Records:
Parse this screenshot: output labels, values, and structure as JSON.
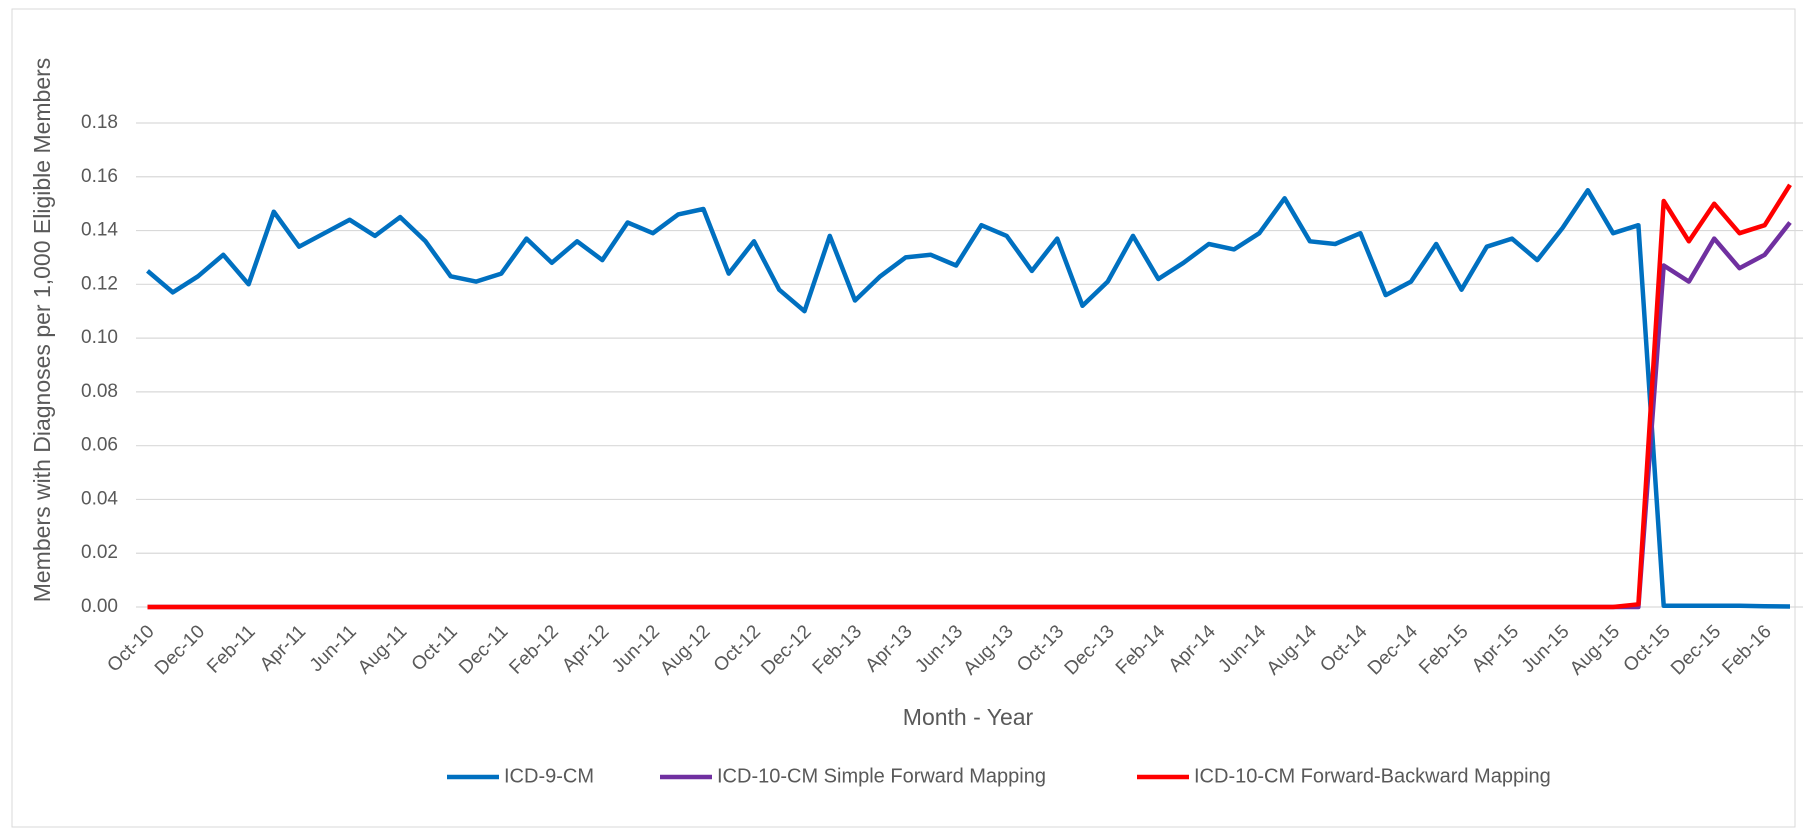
{
  "chart_data": {
    "type": "line",
    "xlabel": "Month - Year",
    "ylabel": "Members with Diagnoses per 1,000 Eligible Members",
    "categories": [
      "Oct-10",
      null,
      "Dec-10",
      null,
      "Feb-11",
      null,
      "Apr-11",
      null,
      "Jun-11",
      null,
      "Aug-11",
      null,
      "Oct-11",
      null,
      "Dec-11",
      null,
      "Feb-12",
      null,
      "Apr-12",
      null,
      "Jun-12",
      null,
      "Aug-12",
      null,
      "Oct-12",
      null,
      "Dec-12",
      null,
      "Feb-13",
      null,
      "Apr-13",
      null,
      "Jun-13",
      null,
      "Aug-13",
      null,
      "Oct-13",
      null,
      "Dec-13",
      null,
      "Feb-14",
      null,
      "Apr-14",
      null,
      "Jun-14",
      null,
      "Aug-14",
      null,
      "Oct-14",
      null,
      "Dec-14",
      null,
      "Feb-15",
      null,
      "Apr-15",
      null,
      "Jun-15",
      null,
      "Aug-15",
      null,
      "Oct-15",
      null,
      "Dec-15",
      null,
      "Feb-16",
      null
    ],
    "series": [
      {
        "name": "ICD-9-CM",
        "color": "#0070c0",
        "values": [
          0.125,
          0.117,
          0.123,
          0.131,
          0.12,
          0.147,
          0.134,
          0.139,
          0.144,
          0.138,
          0.145,
          0.136,
          0.123,
          0.121,
          0.124,
          0.137,
          0.128,
          0.136,
          0.129,
          0.143,
          0.139,
          0.146,
          0.148,
          0.124,
          0.136,
          0.118,
          0.11,
          0.138,
          0.114,
          0.123,
          0.13,
          0.131,
          0.127,
          0.142,
          0.138,
          0.125,
          0.137,
          0.112,
          0.121,
          0.138,
          0.122,
          0.128,
          0.135,
          0.133,
          0.139,
          0.152,
          0.136,
          0.135,
          0.139,
          0.116,
          0.121,
          0.135,
          0.118,
          0.134,
          0.137,
          0.129,
          0.141,
          0.155,
          0.139,
          0.142,
          0.0005,
          0.0005,
          0.0005,
          0.0005,
          0.0003,
          0.0002
        ]
      },
      {
        "name": "ICD-10-CM Simple Forward Mapping",
        "color": "#7030a0",
        "values": [
          0,
          0,
          0,
          0,
          0,
          0,
          0,
          0,
          0,
          0,
          0,
          0,
          0,
          0,
          0,
          0,
          0,
          0,
          0,
          0,
          0,
          0,
          0,
          0,
          0,
          0,
          0,
          0,
          0,
          0,
          0,
          0,
          0,
          0,
          0,
          0,
          0,
          0,
          0,
          0,
          0,
          0,
          0,
          0,
          0,
          0,
          0,
          0,
          0,
          0,
          0,
          0,
          0,
          0,
          0,
          0,
          0,
          0,
          0,
          0,
          0.127,
          0.121,
          0.137,
          0.126,
          0.131,
          0.143
        ]
      },
      {
        "name": "ICD-10-CM Forward-Backward Mapping",
        "color": "#ff0000",
        "values": [
          0,
          0,
          0,
          0,
          0,
          0,
          0,
          0,
          0,
          0,
          0,
          0,
          0,
          0,
          0,
          0,
          0,
          0,
          0,
          0,
          0,
          0,
          0,
          0,
          0,
          0,
          0,
          0,
          0,
          0,
          0,
          0,
          0,
          0,
          0,
          0,
          0,
          0,
          0,
          0,
          0,
          0,
          0,
          0,
          0,
          0,
          0,
          0,
          0,
          0,
          0,
          0,
          0,
          0,
          0,
          0,
          0,
          0,
          0,
          0.001,
          0.151,
          0.136,
          0.15,
          0.139,
          0.142,
          0.157
        ]
      }
    ],
    "ylim": [
      0,
      0.18
    ],
    "yticks": [
      {
        "value": 0,
        "label": "0.00"
      },
      0.02,
      0.04,
      0.06,
      0.08,
      {
        "value": 0.1,
        "label": "0.10"
      },
      0.12,
      0.14,
      0.16,
      0.18
    ],
    "grid": true,
    "legend": "bottom"
  }
}
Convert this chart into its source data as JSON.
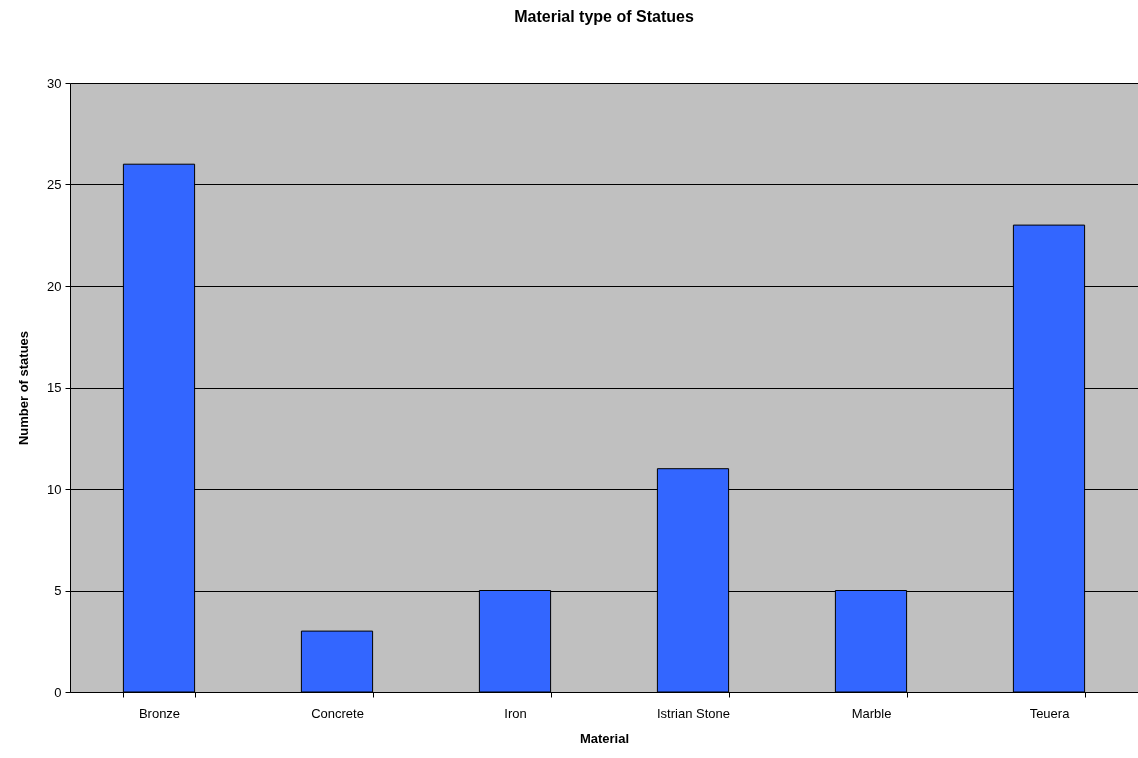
{
  "chart_data": {
    "type": "bar",
    "title": "Material type of Statues",
    "xlabel": "Material",
    "ylabel": "Number of statues",
    "categories": [
      "Bronze",
      "Concrete",
      "Iron",
      "Istrian Stone",
      "Marble",
      "Teuera"
    ],
    "values": [
      26,
      3,
      5,
      11,
      5,
      23
    ],
    "color": "#3366ff",
    "ylim": [
      0,
      30
    ],
    "yticks": [
      0,
      5,
      10,
      15,
      20,
      25,
      30
    ],
    "grid": "y"
  }
}
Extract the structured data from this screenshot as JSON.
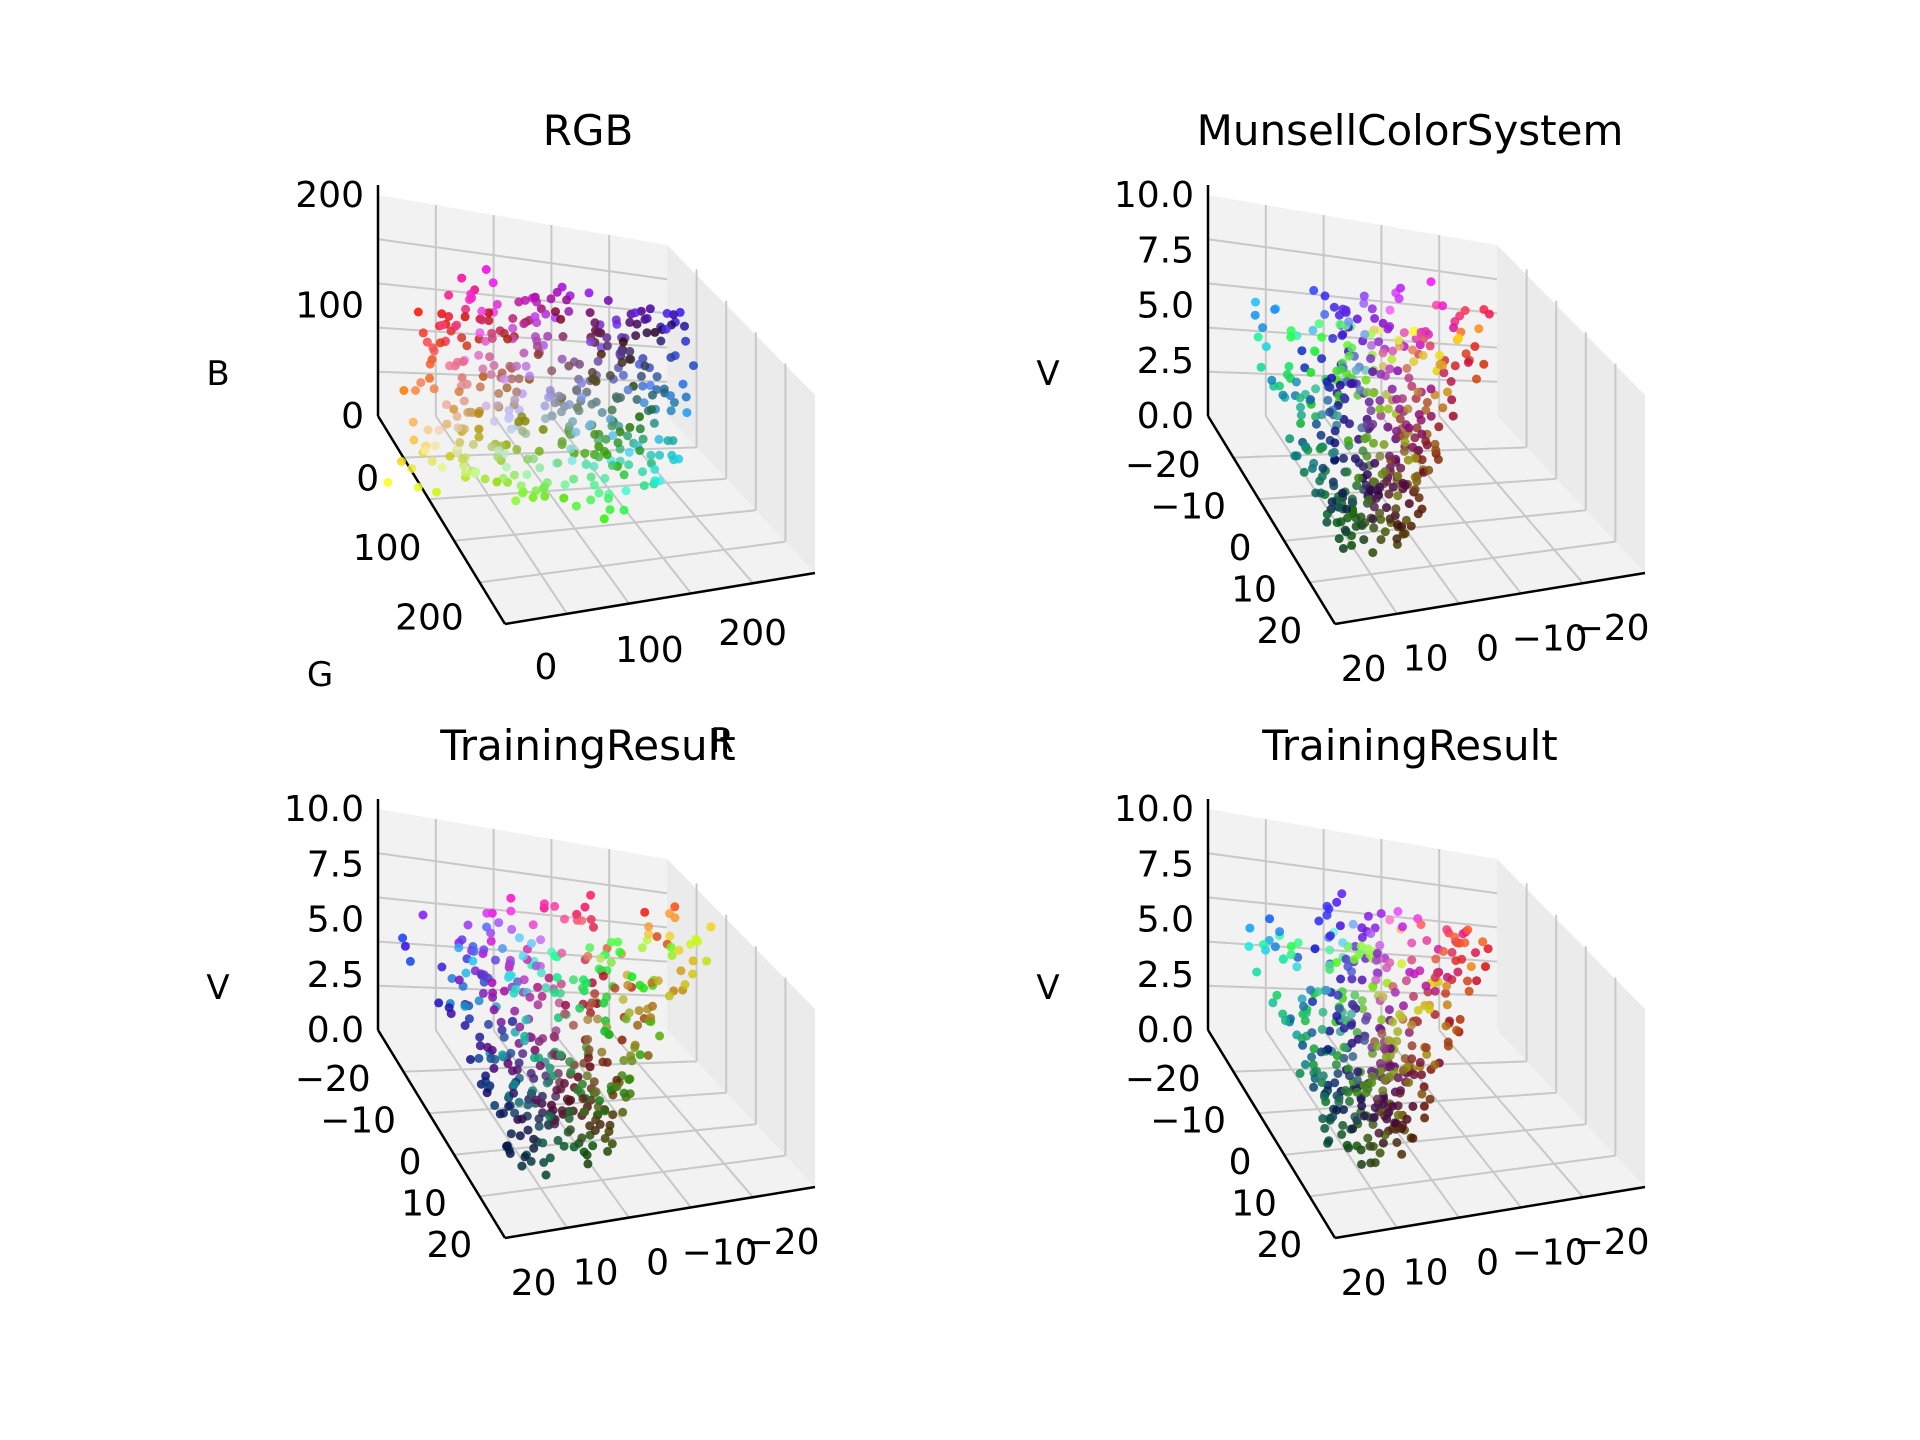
{
  "chart_data": [
    {
      "type": "scatter",
      "subtype": "3d",
      "title": "RGB",
      "xlabel": "R",
      "ylabel": "G",
      "zlabel": "B",
      "xlim": [
        0,
        255
      ],
      "ylim": [
        0,
        255
      ],
      "zlim": [
        0,
        255
      ],
      "x_ticks": [
        "0",
        "100",
        "200"
      ],
      "y_ticks": [
        "0",
        "100",
        "200"
      ],
      "z_ticks": [
        "0",
        "100",
        "200"
      ],
      "grid": true,
      "point_color_encoding": "rgb"
    },
    {
      "type": "scatter",
      "subtype": "3d",
      "title": "MunsellColorSystem",
      "xlabel": "",
      "ylabel": "",
      "zlabel": "V",
      "xlim": [
        -20,
        20
      ],
      "ylim": [
        -20,
        20
      ],
      "zlim": [
        0,
        10
      ],
      "x_ticks": [
        "20",
        "10",
        "0",
        "−10",
        "−20"
      ],
      "y_ticks": [
        "−20",
        "−10",
        "0",
        "10",
        "20"
      ],
      "z_ticks": [
        "0.0",
        "2.5",
        "5.0",
        "7.5",
        "10.0"
      ],
      "grid": true,
      "point_color_encoding": "rgb"
    },
    {
      "type": "scatter",
      "subtype": "3d",
      "title": "TrainingResult",
      "xlabel": "",
      "ylabel": "",
      "zlabel": "V",
      "xlim": [
        -20,
        20
      ],
      "ylim": [
        -20,
        20
      ],
      "zlim": [
        0,
        10
      ],
      "x_ticks": [
        "20",
        "10",
        "0",
        "−10",
        "−20"
      ],
      "y_ticks": [
        "−20",
        "−10",
        "0",
        "10",
        "20"
      ],
      "z_ticks": [
        "0.0",
        "2.5",
        "5.0",
        "7.5",
        "10.0"
      ],
      "grid": true,
      "point_color_encoding": "rgb"
    },
    {
      "type": "scatter",
      "subtype": "3d",
      "title": "TrainingResult",
      "xlabel": "",
      "ylabel": "",
      "zlabel": "V",
      "xlim": [
        -20,
        20
      ],
      "ylim": [
        -20,
        20
      ],
      "zlim": [
        0,
        10
      ],
      "x_ticks": [
        "20",
        "10",
        "0",
        "−10",
        "−20"
      ],
      "y_ticks": [
        "−20",
        "−10",
        "0",
        "10",
        "20"
      ],
      "z_ticks": [
        "0.0",
        "2.5",
        "5.0",
        "7.5",
        "10.0"
      ],
      "grid": true,
      "point_color_encoding": "rgb"
    }
  ],
  "colors": {
    "pane": "#f2f2f2",
    "pane_side": "#ebebeb",
    "grid": "#c8c8c8",
    "axis_line": "#000000"
  }
}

Task goal: Set down all the entries exactly as they appear, but skip any pictures.

Result of the task:
Parse this screenshot: output labels, values, and structure as JSON.
{
  "chart_data": {
    "type": "line",
    "xlabel": "Month - Year",
    "ylabel": "Members with Diagnoses per 1,000 Eligible Members",
    "categories": [
      "Oct-10",
      null,
      "Dec-10",
      null,
      "Feb-11",
      null,
      "Apr-11",
      null,
      "Jun-11",
      null,
      "Aug-11",
      null,
      "Oct-11",
      null,
      "Dec-11",
      null,
      "Feb-12",
      null,
      "Apr-12",
      null,
      "Jun-12",
      null,
      "Aug-12",
      null,
      "Oct-12",
      null,
      "Dec-12",
      null,
      "Feb-13",
      null,
      "Apr-13",
      null,
      "Jun-13",
      null,
      "Aug-13",
      null,
      "Oct-13",
      null,
      "Dec-13",
      null,
      "Feb-14",
      null,
      "Apr-14",
      null,
      "Jun-14",
      null,
      "Aug-14",
      null,
      "Oct-14",
      null,
      "Dec-14",
      null,
      "Feb-15",
      null,
      "Apr-15",
      null,
      "Jun-15",
      null,
      "Aug-15",
      null,
      "Oct-15",
      null,
      "Dec-15",
      null,
      "Feb-16",
      null
    ],
    "series": [
      {
        "name": "ICD-9-CM",
        "color": "#0070c0",
        "values": [
          0.125,
          0.117,
          0.123,
          0.131,
          0.12,
          0.147,
          0.134,
          0.139,
          0.144,
          0.138,
          0.145,
          0.136,
          0.123,
          0.121,
          0.124,
          0.137,
          0.128,
          0.136,
          0.129,
          0.143,
          0.139,
          0.146,
          0.148,
          0.124,
          0.136,
          0.118,
          0.11,
          0.138,
          0.114,
          0.123,
          0.13,
          0.131,
          0.127,
          0.142,
          0.138,
          0.125,
          0.137,
          0.112,
          0.121,
          0.138,
          0.122,
          0.128,
          0.135,
          0.133,
          0.139,
          0.152,
          0.136,
          0.135,
          0.139,
          0.116,
          0.121,
          0.135,
          0.118,
          0.134,
          0.137,
          0.129,
          0.141,
          0.155,
          0.139,
          0.142,
          0.0005,
          0.0005,
          0.0005,
          0.0005,
          0.0003,
          0.0002
        ]
      },
      {
        "name": "ICD-10-CM Simple Forward Mapping",
        "color": "#7030a0",
        "values": [
          0,
          0,
          0,
          0,
          0,
          0,
          0,
          0,
          0,
          0,
          0,
          0,
          0,
          0,
          0,
          0,
          0,
          0,
          0,
          0,
          0,
          0,
          0,
          0,
          0,
          0,
          0,
          0,
          0,
          0,
          0,
          0,
          0,
          0,
          0,
          0,
          0,
          0,
          0,
          0,
          0,
          0,
          0,
          0,
          0,
          0,
          0,
          0,
          0,
          0,
          0,
          0,
          0,
          0,
          0,
          0,
          0,
          0,
          0,
          0,
          0.127,
          0.121,
          0.137,
          0.126,
          0.131,
          0.143
        ]
      },
      {
        "name": "ICD-10-CM Forward-Backward Mapping",
        "color": "#ff0000",
        "values": [
          0,
          0,
          0,
          0,
          0,
          0,
          0,
          0,
          0,
          0,
          0,
          0,
          0,
          0,
          0,
          0,
          0,
          0,
          0,
          0,
          0,
          0,
          0,
          0,
          0,
          0,
          0,
          0,
          0,
          0,
          0,
          0,
          0,
          0,
          0,
          0,
          0,
          0,
          0,
          0,
          0,
          0,
          0,
          0,
          0,
          0,
          0,
          0,
          0,
          0,
          0,
          0,
          0,
          0,
          0,
          0,
          0,
          0,
          0,
          0.001,
          0.151,
          0.136,
          0.15,
          0.139,
          0.142,
          0.157
        ]
      }
    ],
    "ylim": [
      0,
      0.18
    ],
    "yticks": [
      {
        "value": 0,
        "label": "0.00"
      },
      0.02,
      0.04,
      0.06,
      0.08,
      {
        "value": 0.1,
        "label": "0.10"
      },
      0.12,
      0.14,
      0.16,
      0.18
    ],
    "grid": true,
    "legend": "bottom"
  }
}
Convert this chart into its source data as JSON.
{
  "chart_data": {
    "type": "bar",
    "title": "Material type of Statues",
    "xlabel": "Material",
    "ylabel": "Number of statues",
    "categories": [
      "Bronze",
      "Concrete",
      "Iron",
      "Istrian Stone",
      "Marble",
      "Teuera"
    ],
    "values": [
      26,
      3,
      5,
      11,
      5,
      23
    ],
    "color": "#3366ff",
    "ylim": [
      0,
      30
    ],
    "yticks": [
      0,
      5,
      10,
      15,
      20,
      25,
      30
    ],
    "grid": "y"
  }
}
Extract the structured data from this screenshot as JSON.
{
  "chart_data": [
    {
      "type": "scatter",
      "subtype": "3d",
      "title": "RGB",
      "xlabel": "R",
      "ylabel": "G",
      "zlabel": "B",
      "xlim": [
        0,
        255
      ],
      "ylim": [
        0,
        255
      ],
      "zlim": [
        0,
        255
      ],
      "x_ticks": [
        "0",
        "100",
        "200"
      ],
      "y_ticks": [
        "0",
        "100",
        "200"
      ],
      "z_ticks": [
        "0",
        "100",
        "200"
      ],
      "grid": true,
      "point_color_encoding": "rgb"
    },
    {
      "type": "scatter",
      "subtype": "3d",
      "title": "MunsellColorSystem",
      "xlabel": "",
      "ylabel": "",
      "zlabel": "V",
      "xlim": [
        -20,
        20
      ],
      "ylim": [
        -20,
        20
      ],
      "zlim": [
        0,
        10
      ],
      "x_ticks": [
        "20",
        "10",
        "0",
        "−10",
        "−20"
      ],
      "y_ticks": [
        "−20",
        "−10",
        "0",
        "10",
        "20"
      ],
      "z_ticks": [
        "0.0",
        "2.5",
        "5.0",
        "7.5",
        "10.0"
      ],
      "grid": true,
      "point_color_encoding": "rgb"
    },
    {
      "type": "scatter",
      "subtype": "3d",
      "title": "TrainingResult",
      "xlabel": "",
      "ylabel": "",
      "zlabel": "V",
      "xlim": [
        -20,
        20
      ],
      "ylim": [
        -20,
        20
      ],
      "zlim": [
        0,
        10
      ],
      "x_ticks": [
        "20",
        "10",
        "0",
        "−10",
        "−20"
      ],
      "y_ticks": [
        "−20",
        "−10",
        "0",
        "10",
        "20"
      ],
      "z_ticks": [
        "0.0",
        "2.5",
        "5.0",
        "7.5",
        "10.0"
      ],
      "grid": true,
      "point_color_encoding": "rgb"
    },
    {
      "type": "scatter",
      "subtype": "3d",
      "title": "TrainingResult",
      "xlabel": "",
      "ylabel": "",
      "zlabel": "V",
      "xlim": [
        -20,
        20
      ],
      "ylim": [
        -20,
        20
      ],
      "zlim": [
        0,
        10
      ],
      "x_ticks": [
        "20",
        "10",
        "0",
        "−10",
        "−20"
      ],
      "y_ticks": [
        "−20",
        "−10",
        "0",
        "10",
        "20"
      ],
      "z_ticks": [
        "0.0",
        "2.5",
        "5.0",
        "7.5",
        "10.0"
      ],
      "grid": true,
      "point_color_encoding": "rgb"
    }
  ],
  "colors": {
    "pane": "#f2f2f2",
    "pane_side": "#ebebeb",
    "grid": "#c8c8c8",
    "axis_line": "#000000"
  }
}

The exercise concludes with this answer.